**Given problem**
Show all lines holding the string "name".

**Data supplied**
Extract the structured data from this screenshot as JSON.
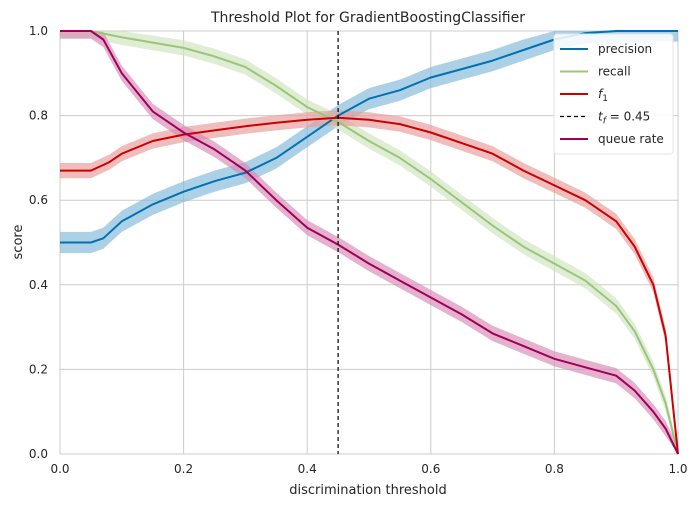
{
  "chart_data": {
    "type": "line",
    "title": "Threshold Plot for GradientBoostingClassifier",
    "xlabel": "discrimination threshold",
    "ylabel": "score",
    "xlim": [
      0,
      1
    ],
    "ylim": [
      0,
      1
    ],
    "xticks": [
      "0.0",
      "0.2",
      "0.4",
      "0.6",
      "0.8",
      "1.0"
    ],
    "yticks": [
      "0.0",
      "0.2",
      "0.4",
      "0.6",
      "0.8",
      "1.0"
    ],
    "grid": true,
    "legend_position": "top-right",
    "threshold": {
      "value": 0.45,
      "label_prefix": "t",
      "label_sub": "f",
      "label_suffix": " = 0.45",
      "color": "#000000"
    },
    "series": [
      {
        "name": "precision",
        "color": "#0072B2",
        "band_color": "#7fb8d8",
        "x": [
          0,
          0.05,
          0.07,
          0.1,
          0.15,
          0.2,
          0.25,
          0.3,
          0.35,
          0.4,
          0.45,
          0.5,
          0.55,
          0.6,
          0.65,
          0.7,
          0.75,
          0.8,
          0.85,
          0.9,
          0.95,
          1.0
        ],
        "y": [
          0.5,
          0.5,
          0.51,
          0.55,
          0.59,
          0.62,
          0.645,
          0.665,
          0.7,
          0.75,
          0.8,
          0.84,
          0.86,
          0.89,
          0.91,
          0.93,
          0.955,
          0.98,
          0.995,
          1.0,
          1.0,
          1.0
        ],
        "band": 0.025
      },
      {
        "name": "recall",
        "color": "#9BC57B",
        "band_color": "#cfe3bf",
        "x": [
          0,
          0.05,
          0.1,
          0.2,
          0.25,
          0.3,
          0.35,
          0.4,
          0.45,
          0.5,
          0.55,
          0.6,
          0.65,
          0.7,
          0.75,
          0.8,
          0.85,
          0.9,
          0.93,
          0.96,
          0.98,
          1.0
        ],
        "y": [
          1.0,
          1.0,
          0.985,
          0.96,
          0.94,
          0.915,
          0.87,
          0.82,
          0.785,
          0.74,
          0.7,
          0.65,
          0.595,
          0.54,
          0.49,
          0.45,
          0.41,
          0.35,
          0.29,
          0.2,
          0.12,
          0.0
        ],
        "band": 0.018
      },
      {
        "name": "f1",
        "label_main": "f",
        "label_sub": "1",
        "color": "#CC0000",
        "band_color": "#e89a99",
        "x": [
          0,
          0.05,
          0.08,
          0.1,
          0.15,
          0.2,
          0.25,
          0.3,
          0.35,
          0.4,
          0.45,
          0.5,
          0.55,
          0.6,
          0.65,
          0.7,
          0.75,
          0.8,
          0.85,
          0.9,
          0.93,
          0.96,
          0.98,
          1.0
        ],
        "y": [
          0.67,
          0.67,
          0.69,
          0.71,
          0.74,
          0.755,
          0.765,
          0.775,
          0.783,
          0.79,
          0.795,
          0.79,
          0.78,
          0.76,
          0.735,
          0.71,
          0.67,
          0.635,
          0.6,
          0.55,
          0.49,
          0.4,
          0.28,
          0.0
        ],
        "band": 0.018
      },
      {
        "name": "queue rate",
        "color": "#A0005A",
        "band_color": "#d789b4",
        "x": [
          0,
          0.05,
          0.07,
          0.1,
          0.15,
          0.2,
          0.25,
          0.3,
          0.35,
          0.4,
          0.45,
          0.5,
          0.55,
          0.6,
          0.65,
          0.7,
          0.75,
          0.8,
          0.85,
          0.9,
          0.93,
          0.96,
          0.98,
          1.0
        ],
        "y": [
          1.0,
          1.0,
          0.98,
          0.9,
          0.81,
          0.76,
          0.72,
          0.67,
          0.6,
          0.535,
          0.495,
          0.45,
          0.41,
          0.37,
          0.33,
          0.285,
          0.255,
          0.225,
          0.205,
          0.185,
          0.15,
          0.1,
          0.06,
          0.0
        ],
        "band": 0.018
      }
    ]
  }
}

**Correct response**
        "name": "precision",
        "name": "recall",
        "name": "f1",
        "name": "queue rate",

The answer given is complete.